Directive — Reproduce the listing below exactly, minus its pictures.

begin

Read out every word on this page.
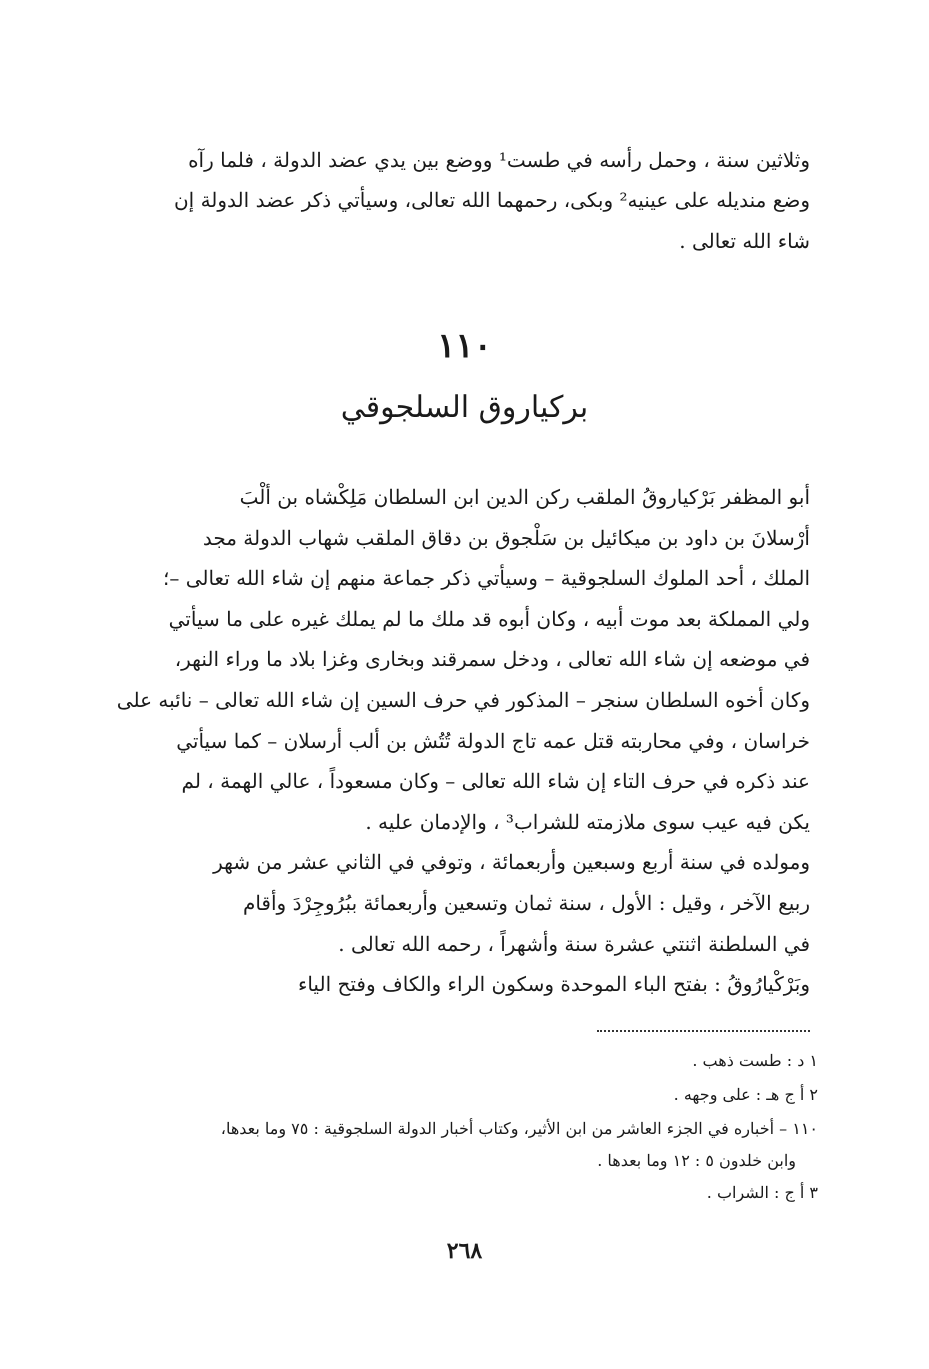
وثلاثين سنة ، وحمل رأسه في طست¹ ووضع بين يدي عضد الدولة ، فلما رآه
وضع منديله على عينيه² وبكى، رحمهما الله تعالى، وسيأتي ذكر عضد الدولة إن
شاء الله تعالى .
١١٠
بركياروق السلجوقي
أبو المظفر بَرْكياروقُ الملقب ركن الدين ابن السلطان مَلِكْشاه بن ألْبَ
أرْسلانَ بن داود بن ميكائيل بن سَلْجوق بن دقاق الملقب شهاب الدولة مجد
الملك ، أحد الملوك السلجوقية – وسيأتي ذكر جماعة منهم إن شاء الله تعالى –؛
ولي المملكة بعد موت أبيه ، وكان أبوه قد ملك ما لم يملك غيره على ما سيأتي
في موضعه إن شاء الله تعالى ، ودخل سمرقند وبخارى وغزا بلاد ما وراء النهر،
وكان أخوه السلطان سنجر – المذكور في حرف السين إن شاء الله تعالى – نائبه على
خراسان ، وفي محاربته قتل عمه تاج الدولة تُتُش بن ألب أرسلان – كما سيأتي
عند ذكره في حرف التاء إن شاء الله تعالى – وكان مسعوداً ، عالي الهمة ، لم
يكن فيه عيب سوى ملازمته للشراب³ ، والإدمان عليه .
ومولده في سنة أربع وسبعين وأربعمائة ، وتوفي في الثاني عشر من شهر
ربيع الآخر ، وقيل : الأول ، سنة ثمان وتسعين وأربعمائة ببُرُوجِرْدَ وأقام
في السلطنة اثنتي عشرة سنة وأشهراً ، رحمه الله تعالى .
وبَرْكْيارُوقُ : بفتح الباء الموحدة وسكون الراء والكاف وفتح الياء
١ د : طست ذهب .
٢ أ ج هـ : على وجهه .
١١٠ – أخباره في الجزء العاشر من ابن الأثير، وكتاب أخبار الدولة السلجوقية : ٧٥ وما بعدها،
وابن خلدون ٥ : ١٢ وما بعدها .
٣ أ ج : الشراب .
٢٦٨
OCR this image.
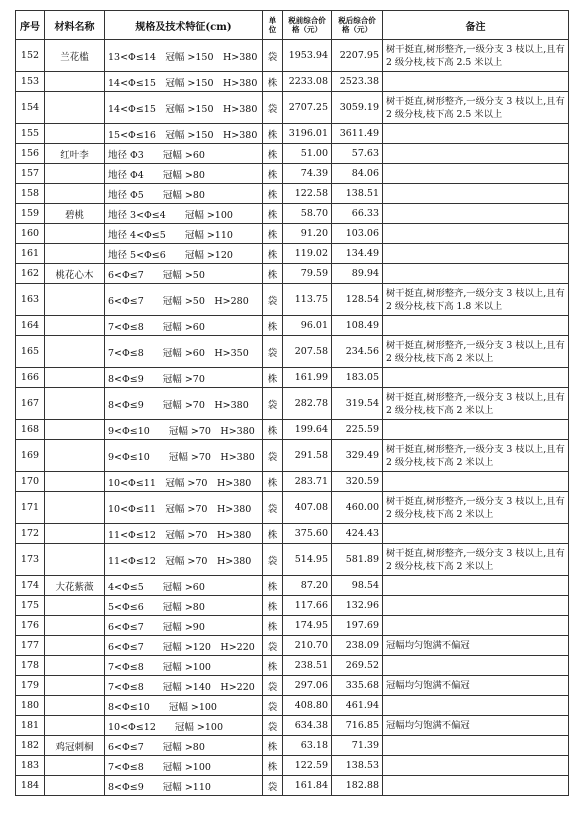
序号	材料名称	规格及技术特征(cm)	单位	税前综合价格（元）	税后综合价格（元）	备注
152	兰花槛	13<Φ≤14　冠幅 >150　H>380	袋	1953.94	2207.95	树干挺直,树形整齐,一级分支 3 枝以上,且有 2 级分枝,枝下高 2.5 米以上
153		14<Φ≤15　冠幅 >150　H>380	株	2233.08	2523.38	
154		14<Φ≤15　冠幅 >150　H>380	袋	2707.25	3059.19	树干挺直,树形整齐,一级分支 3 枝以上,且有 2 级分枝,枝下高 2.5 米以上
155		15<Φ≤16　冠幅 >150　H>380	株	3196.01	3611.49	
156	红叶李	地径 Φ3　　冠幅 >60	株	51.00	57.63	
157		地径 Φ4　　冠幅 >80	株	74.39	84.06	
158		地径 Φ5　　冠幅 >80	株	122.58	138.51	
159	碧桃	地径 3<Φ≤4　　冠幅 >100	株	58.70	66.33	
160		地径 4<Φ≤5　　冠幅 >110	株	91.20	103.06	
161		地径 5<Φ≤6　　冠幅 >120	株	119.02	134.49	
162	桃花心木	6<Φ≤7　　冠幅 >50	株	79.59	89.94	
163		6<Φ≤7　　冠幅 >50　H>280	袋	113.75	128.54	树干挺直,树形整齐,一级分支 3 枝以上,且有 2 级分枝,枝下高 1.8 米以上
164		7<Φ≤8　　冠幅 >60	株	96.01	108.49	
165		7<Φ≤8　　冠幅 >60　H>350	袋	207.58	234.56	树干挺直,树形整齐,一级分支 3 枝以上,且有 2 级分枝,枝下高 2 米以上
166		8<Φ≤9　　冠幅 >70	株	161.99	183.05	
167		8<Φ≤9　　冠幅 >70　H>380	袋	282.78	319.54	树干挺直,树形整齐,一级分支 3 枝以上,且有 2 级分枝,枝下高 2 米以上
168		9<Φ≤10　　冠幅 >70　H>380	株	199.64	225.59	
169		9<Φ≤10　　冠幅 >70　H>380	袋	291.58	329.49	树干挺直,树形整齐,一级分支 3 枝以上,且有 2 级分枝,枝下高 2 米以上
170		10<Φ≤11　冠幅 >70　H>380	株	283.71	320.59	
171		10<Φ≤11　冠幅 >70　H>380	袋	407.08	460.00	树干挺直,树形整齐,一级分支 3 枝以上,且有 2 级分枝,枝下高 2 米以上
172		11<Φ≤12　冠幅 >70　H>380	株	375.60	424.43	
173		11<Φ≤12　冠幅 >70　H>380	袋	514.95	581.89	树干挺直,树形整齐,一级分支 3 枝以上,且有 2 级分枝,枝下高 2 米以上
174	大花紫薇	4<Φ≤5　　冠幅 >60	株	87.20	98.54	
175		5<Φ≤6　　冠幅 >80	株	117.66	132.96	
176		6<Φ≤7　　冠幅 >90	株	174.95	197.69	
177		6<Φ≤7　　冠幅 >120　H>220	袋	210.70	238.09	冠幅均匀饱满不偏冠
178		7<Φ≤8　　冠幅 >100	株	238.51	269.52	
179		7<Φ≤8　　冠幅 >140　H>220	袋	297.06	335.68	冠幅均匀饱满不偏冠
180		8<Φ≤10　　冠幅 >100	袋	408.80	461.94	
181		10<Φ≤12　　冠幅 >100	袋	634.38	716.85	冠幅均匀饱满不偏冠
182	鸡冠刺桐	6<Φ≤7　　冠幅 >80	株	63.18	71.39	
183		7<Φ≤8　　冠幅 >100	株	122.59	138.53	
184		8<Φ≤9　　冠幅 >110	袋	161.84	182.88	
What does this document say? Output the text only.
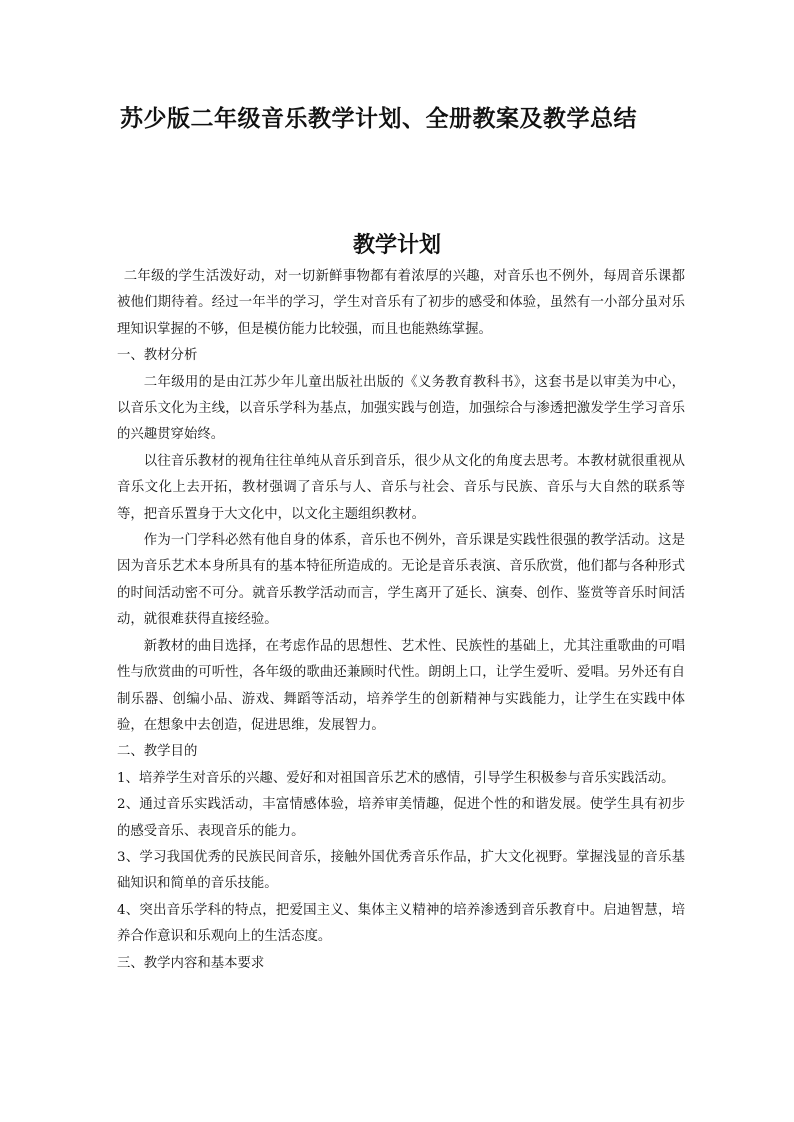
苏少版二年级音乐教学计划、全册教案及教学总结
教学计划

二年级的学生活泼好动，对一切新鲜事物都有着浓厚的兴趣，对音乐也不例外，每周音乐课都被他们期待着。经过一年半的学习，学生对音乐有了初步的感受和体验，虽然有一小部分虽对乐理知识掌握的不够，但是模仿能力比较强，而且也能熟练掌握。

一、教材分析

二年级用的是由江苏少年儿童出版社出版的《义务教育教科书》，这套书是以审美为中心，以音乐文化为主线，以音乐学科为基点，加强实践与创造，加强综合与渗透把激发学生学习音乐的兴趣贯穿始终。

以往音乐教材的视角往往单纯从音乐到音乐，很少从文化的角度去思考。本教材就很重视从音乐文化上去开拓，教材强调了音乐与人、音乐与社会、音乐与民族、音乐与大自然的联系等等，把音乐置身于大文化中，以文化主题组织教材。

作为一门学科必然有他自身的体系，音乐也不例外，音乐课是实践性很强的教学活动。这是因为音乐艺术本身所具有的基本特征所造成的。无论是音乐表演、音乐欣赏，他们都与各种形式的时间活动密不可分。就音乐教学活动而言，学生离开了延长、演奏、创作、鉴赏等音乐时间活动，就很难获得直接经验。

新教材的曲目选择，在考虑作品的思想性、艺术性、民族性的基础上，尤其注重歌曲的可唱性与欣赏曲的可听性，各年级的歌曲还兼顾时代性。朗朗上口，让学生爱听、爱唱。另外还有自制乐器、创编小品、游戏、舞蹈等活动，培养学生的创新精神与实践能力，让学生在实践中体验，在想象中去创造，促进思维，发展智力。

二、教学目的

1、培养学生对音乐的兴趣、爱好和对祖国音乐艺术的感情，引导学生积极参与音乐实践活动。

2、通过音乐实践活动，丰富情感体验，培养审美情趣，促进个性的和谐发展。使学生具有初步的感受音乐、表现音乐的能力。

3、学习我国优秀的民族民间音乐，接触外国优秀音乐作品，扩大文化视野。掌握浅显的音乐基础知识和简单的音乐技能。

4、突出音乐学科的特点，把爱国主义、集体主义精神的培养渗透到音乐教育中。启迪智慧，培养合作意识和乐观向上的生活态度。

三、教学内容和基本要求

end

Complete output —
Read out every word on this page.
وثلاثين سنة ، وحمل رأسه في طست¹ ووضع بين يدي عضد الدولة ، فلما رآه
وضع منديله على عينيه² وبكى، رحمهما الله تعالى، وسيأتي ذكر عضد الدولة إن
شاء الله تعالى .
١١٠
بركياروق السلجوقي
أبو المظفر بَرْكياروقُ الملقب ركن الدين ابن السلطان مَلِكْشاه بن ألْبَ
أرْسلانَ بن داود بن ميكائيل بن سَلْجوق بن دقاق الملقب شهاب الدولة مجد
الملك ، أحد الملوك السلجوقية – وسيأتي ذكر جماعة منهم إن شاء الله تعالى –؛
ولي المملكة بعد موت أبيه ، وكان أبوه قد ملك ما لم يملك غيره على ما سيأتي
في موضعه إن شاء الله تعالى ، ودخل سمرقند وبخارى وغزا بلاد ما وراء النهر،
وكان أخوه السلطان سنجر – المذكور في حرف السين إن شاء الله تعالى – نائبه على
خراسان ، وفي محاربته قتل عمه تاج الدولة تُتُش بن ألب أرسلان – كما سيأتي
عند ذكره في حرف التاء إن شاء الله تعالى – وكان مسعوداً ، عالي الهمة ، لم
يكن فيه عيب سوى ملازمته للشراب³ ، والإدمان عليه .
ومولده في سنة أربع وسبعين وأربعمائة ، وتوفي في الثاني عشر من شهر
ربيع الآخر ، وقيل : الأول ، سنة ثمان وتسعين وأربعمائة ببُرُوجِرْدَ وأقام
في السلطنة اثنتي عشرة سنة وأشهراً ، رحمه الله تعالى .
وبَرْكْيارُوقُ : بفتح الباء الموحدة وسكون الراء والكاف وفتح الياء
١ د : طست ذهب .
٢ أ ج هـ : على وجهه .
١١٠ – أخباره في الجزء العاشر من ابن الأثير، وكتاب أخبار الدولة السلجوقية : ٧٥ وما بعدها،
وابن خلدون ٥ : ١٢ وما بعدها .
٣ أ ج : الشراب .
٢٦٨
OCR this image.
序号	材料名称	规格及技术特征(cm)	单位	税前综合价格（元）	税后综合价格（元）	备注
152	兰花槛	13<Φ≤14　冠幅 >150　H>380	袋	1953.94	2207.95	树干挺直,树形整齐,一级分支 3 枝以上,且有 2 级分枝,枝下高 2.5 米以上
153		14<Φ≤15　冠幅 >150　H>380	株	2233.08	2523.38	
154		14<Φ≤15　冠幅 >150　H>380	袋	2707.25	3059.19	树干挺直,树形整齐,一级分支 3 枝以上,且有 2 级分枝,枝下高 2.5 米以上
155		15<Φ≤16　冠幅 >150　H>380	株	3196.01	3611.49	
156	红叶李	地径 Φ3　　冠幅 >60	株	51.00	57.63	
157		地径 Φ4　　冠幅 >80	株	74.39	84.06	
158		地径 Φ5　　冠幅 >80	株	122.58	138.51	
159	碧桃	地径 3<Φ≤4　　冠幅 >100	株	58.70	66.33	
160		地径 4<Φ≤5　　冠幅 >110	株	91.20	103.06	
161		地径 5<Φ≤6　　冠幅 >120	株	119.02	134.49	
162	桃花心木	6<Φ≤7　　冠幅 >50	株	79.59	89.94	
163		6<Φ≤7　　冠幅 >50　H>280	袋	113.75	128.54	树干挺直,树形整齐,一级分支 3 枝以上,且有 2 级分枝,枝下高 1.8 米以上
164		7<Φ≤8　　冠幅 >60	株	96.01	108.49	
165		7<Φ≤8　　冠幅 >60　H>350	袋	207.58	234.56	树干挺直,树形整齐,一级分支 3 枝以上,且有 2 级分枝,枝下高 2 米以上
166		8<Φ≤9　　冠幅 >70	株	161.99	183.05	
167		8<Φ≤9　　冠幅 >70　H>380	袋	282.78	319.54	树干挺直,树形整齐,一级分支 3 枝以上,且有 2 级分枝,枝下高 2 米以上
168		9<Φ≤10　　冠幅 >70　H>380	株	199.64	225.59	
169		9<Φ≤10　　冠幅 >70　H>380	袋	291.58	329.49	树干挺直,树形整齐,一级分支 3 枝以上,且有 2 级分枝,枝下高 2 米以上
170		10<Φ≤11　冠幅 >70　H>380	株	283.71	320.59	
171		10<Φ≤11　冠幅 >70　H>380	袋	407.08	460.00	树干挺直,树形整齐,一级分支 3 枝以上,且有 2 级分枝,枝下高 2 米以上
172		11<Φ≤12　冠幅 >70　H>380	株	375.60	424.43	
173		11<Φ≤12　冠幅 >70　H>380	袋	514.95	581.89	树干挺直,树形整齐,一级分支 3 枝以上,且有 2 级分枝,枝下高 2 米以上
174	大花紫薇	4<Φ≤5　　冠幅 >60	株	87.20	98.54	
175		5<Φ≤6　　冠幅 >80	株	117.66	132.96	
176		6<Φ≤7　　冠幅 >90	株	174.95	197.69	
177		6<Φ≤7　　冠幅 >120　H>220	袋	210.70	238.09	冠幅均匀饱满不偏冠
178		7<Φ≤8　　冠幅 >100	株	238.51	269.52	
179		7<Φ≤8　　冠幅 >140　H>220	袋	297.06	335.68	冠幅均匀饱满不偏冠
180		8<Φ≤10　　冠幅 >100	袋	408.80	461.94	
181		10<Φ≤12　　冠幅 >100	袋	634.38	716.85	冠幅均匀饱满不偏冠
182	鸡冠刺桐	6<Φ≤7　　冠幅 >80	株	63.18	71.39	
183		7<Φ≤8　　冠幅 >100	株	122.59	138.53	
184		8<Φ≤9　　冠幅 >110	袋	161.84	182.88	
What does this document say? Output the text only.
苏少版二年级音乐教学计划、全册教案及教学总结
教学计划

二年级的学生活泼好动，对一切新鲜事物都有着浓厚的兴趣，对音乐也不例外，每周音乐课都被他们期待着。经过一年半的学习，学生对音乐有了初步的感受和体验，虽然有一小部分虽对乐理知识掌握的不够，但是模仿能力比较强，而且也能熟练掌握。

一、教材分析

二年级用的是由江苏少年儿童出版社出版的《义务教育教科书》，这套书是以审美为中心，以音乐文化为主线，以音乐学科为基点，加强实践与创造，加强综合与渗透把激发学生学习音乐的兴趣贯穿始终。

以往音乐教材的视角往往单纯从音乐到音乐，很少从文化的角度去思考。本教材就很重视从音乐文化上去开拓，教材强调了音乐与人、音乐与社会、音乐与民族、音乐与大自然的联系等等，把音乐置身于大文化中，以文化主题组织教材。

作为一门学科必然有他自身的体系，音乐也不例外，音乐课是实践性很强的教学活动。这是因为音乐艺术本身所具有的基本特征所造成的。无论是音乐表演、音乐欣赏，他们都与各种形式的时间活动密不可分。就音乐教学活动而言，学生离开了延长、演奏、创作、鉴赏等音乐时间活动，就很难获得直接经验。

新教材的曲目选择，在考虑作品的思想性、艺术性、民族性的基础上，尤其注重歌曲的可唱性与欣赏曲的可听性，各年级的歌曲还兼顾时代性。朗朗上口，让学生爱听、爱唱。另外还有自制乐器、创编小品、游戏、舞蹈等活动，培养学生的创新精神与实践能力，让学生在实践中体验，在想象中去创造，促进思维，发展智力。

二、教学目的

1、培养学生对音乐的兴趣、爱好和对祖国音乐艺术的感情，引导学生积极参与音乐实践活动。

2、通过音乐实践活动，丰富情感体验，培养审美情趣，促进个性的和谐发展。使学生具有初步的感受音乐、表现音乐的能力。

3、学习我国优秀的民族民间音乐，接触外国优秀音乐作品，扩大文化视野。掌握浅显的音乐基础知识和简单的音乐技能。

4、突出音乐学科的特点，把爱国主义、集体主义精神的培养渗透到音乐教育中。启迪智慧，培养合作意识和乐观向上的生活态度。

三、教学内容和基本要求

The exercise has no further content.